#### ВОПРОСЫ К ТЕКСТУ:
• A. Ответьте на вопросы по тексту о Мандельштаме:
(i) Какого числа за Мандельштамом пришли?
(ii) В какой городок поэта отправили в ссылку сначала?
(iii) Какое название получила последняя книга Мандельштама?
• B. Пожалуйста, выпишите из текста о Мандельштаме всё от слов «Ни кровавых костей» вниз до слов «только равный убьет.» включительно.

Его толстые пальцы, как черви, жирны,

И слова, как пудовые гири, верны,

Тараканьи смеются усища

И сияют его голенища.

А вокруг него сброд тонкошеих вождей,

Он играет услугами полулюдей.

Кто свистит, кто мяучит, кто хнычет,

Он один лишь бабачит и тычет.

Как подкову, дарит за указом указ:

Кому в пах, кому в лоб, кому в бровь, кому в глаз.

Что ни казнь у него – то малина

И широкая грудь осетина.

Ахматова всю жизнь помнила слова Мандельштама (потом они появятся в «Поэме без героя»), сказанные вскоре после сочинения этих стихов: «Я к смерти готов».

Пастернак, услышав «антиоду», предупредил: «То, что вы сейчас мне прочли, не имеет никакого отношения к литературе, к поэзии. Это не литературный факт, но акт самоубийства, которого я не одобряю и в котором не хочу принимать участия. Вы мне их не читали, я ничего не слышал и прошу вас не читать их никому другому».

Но Мандельштам не послушался, хотя число его слушателей исчисляется полутора-двумя десятками. Но и этого оказалось достаточно. Через полгода, 13 мая 1934 года, за ним пришли. Ахматова, гостившая у Мандельштамов в недавно полученной квартире, написала об этом с пушкинской простотой и точностью: «Обыск продолжался всю ночь. Искали стихи, ходили по выброшенным из сундучка рукописям. Мы все сидели в одной комнате. Было очень тихо. За стеной у Кирсанова играла гавайская гитара. Следователь при мне нашел «Волка» и показал О. Э. Он молча кивнул. Прощаясь, поцеловал меня. Его увезли в семь утра. Было совсем светло».

«Волк» («За гремучую доблесть грядущих веков…», 17–28 марта 1931) тоже был частью ворованного воздуха:

За гремучую доблесть грядущих веков,

За высокое племя людей, —

Я лишился и чаши на пире отцов,

И веселья, и чести своей.

Мне на плечи кидается век-волкодав,

Но не волк я по крови своей:

Запихай меня лучше, как шапку, в рукав

Жаркой шубы сибирских степей…

Чтоб не видеть ни труса, ни хлипкой грязцы,

Ни кровавых костей в колесе;

Чтоб сияли всю ночь голубые песцы

Мне в своей первобытной красе.

Уведи меня в ночь, где течет Енисей

И сосна до звезды достает,

Потому что не волк я по крови своей

И меня только равный убьет.

На допросах под диктовку Мандельштама были записаны и стихи о Сталине. Приговор оказался неожиданно мягким. Поэт был отправлен в ссылку в маленький городок Чердынь на Каме, потом, после попытки самоубийства, переведен в Воронеж. Там фактически была написана последняя книга Мандельштама, около ста стихотворений, получивших название «Воронежские тетради», в том числе загадочные, пророческие «Стихи о неизвестном солдате».

Будут люди холодные, хилые

Убивать, холодать, голодать

И в своей знаменитой могиле

Неизвестный положен солдат.

Научи меня, ласточка хилая,

Разучившаяся летать,

Как мне с этой воздушной могилой

Без руля и крыла совладать.

#### ИСХОДНЫЕ ДАННЫЕ:

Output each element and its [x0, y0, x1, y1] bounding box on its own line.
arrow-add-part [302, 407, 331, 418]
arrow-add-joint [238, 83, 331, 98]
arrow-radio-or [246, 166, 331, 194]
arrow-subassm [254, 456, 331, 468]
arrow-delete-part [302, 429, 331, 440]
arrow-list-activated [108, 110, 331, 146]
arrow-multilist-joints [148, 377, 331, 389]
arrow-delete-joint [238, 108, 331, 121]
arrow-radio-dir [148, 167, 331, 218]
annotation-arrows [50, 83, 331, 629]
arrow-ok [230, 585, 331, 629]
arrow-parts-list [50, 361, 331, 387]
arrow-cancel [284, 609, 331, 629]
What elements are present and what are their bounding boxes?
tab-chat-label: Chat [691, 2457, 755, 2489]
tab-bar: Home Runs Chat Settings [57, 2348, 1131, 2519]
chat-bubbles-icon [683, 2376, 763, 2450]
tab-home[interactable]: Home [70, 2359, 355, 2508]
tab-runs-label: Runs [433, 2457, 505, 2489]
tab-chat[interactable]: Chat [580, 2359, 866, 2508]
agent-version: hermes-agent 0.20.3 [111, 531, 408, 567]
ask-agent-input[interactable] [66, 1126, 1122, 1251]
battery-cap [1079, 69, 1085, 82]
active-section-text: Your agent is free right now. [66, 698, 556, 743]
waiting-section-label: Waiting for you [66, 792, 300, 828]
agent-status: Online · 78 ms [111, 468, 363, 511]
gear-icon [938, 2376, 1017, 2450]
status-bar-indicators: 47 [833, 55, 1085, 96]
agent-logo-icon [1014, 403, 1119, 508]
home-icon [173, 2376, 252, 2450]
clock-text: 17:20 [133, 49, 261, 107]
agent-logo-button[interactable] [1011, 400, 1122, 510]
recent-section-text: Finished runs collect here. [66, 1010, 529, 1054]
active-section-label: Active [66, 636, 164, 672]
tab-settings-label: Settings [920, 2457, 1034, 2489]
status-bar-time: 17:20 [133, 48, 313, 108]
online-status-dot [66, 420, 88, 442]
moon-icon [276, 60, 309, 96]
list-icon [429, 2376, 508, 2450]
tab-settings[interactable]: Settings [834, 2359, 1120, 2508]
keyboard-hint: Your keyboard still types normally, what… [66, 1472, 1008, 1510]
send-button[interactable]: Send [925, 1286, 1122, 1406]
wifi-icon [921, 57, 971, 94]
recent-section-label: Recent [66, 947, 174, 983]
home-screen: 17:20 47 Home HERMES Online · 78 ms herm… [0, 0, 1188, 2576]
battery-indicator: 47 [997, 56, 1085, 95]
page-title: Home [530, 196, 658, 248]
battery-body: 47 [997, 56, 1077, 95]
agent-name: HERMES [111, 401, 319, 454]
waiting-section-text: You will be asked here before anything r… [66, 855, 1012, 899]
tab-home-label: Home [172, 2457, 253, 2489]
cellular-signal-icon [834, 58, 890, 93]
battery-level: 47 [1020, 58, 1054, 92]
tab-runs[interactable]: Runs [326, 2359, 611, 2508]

#### ОТВЕТЫ К ЗАДАНИЯМ:
• A.
(i) 13 мая 1934 года.
(ii) В Чердынь на Каме.
(iii) «Воронежские тетради».

• B.
Ни кровавых костей в колесе;

Чтоб сияли всю ночь голубые песцы

Мне в своей первобытной красе.

Уведи меня в ночь, где течет Енисей

И сосна до звезды достает,

Потому что не волк я по крови своей

И меня только равный убьет.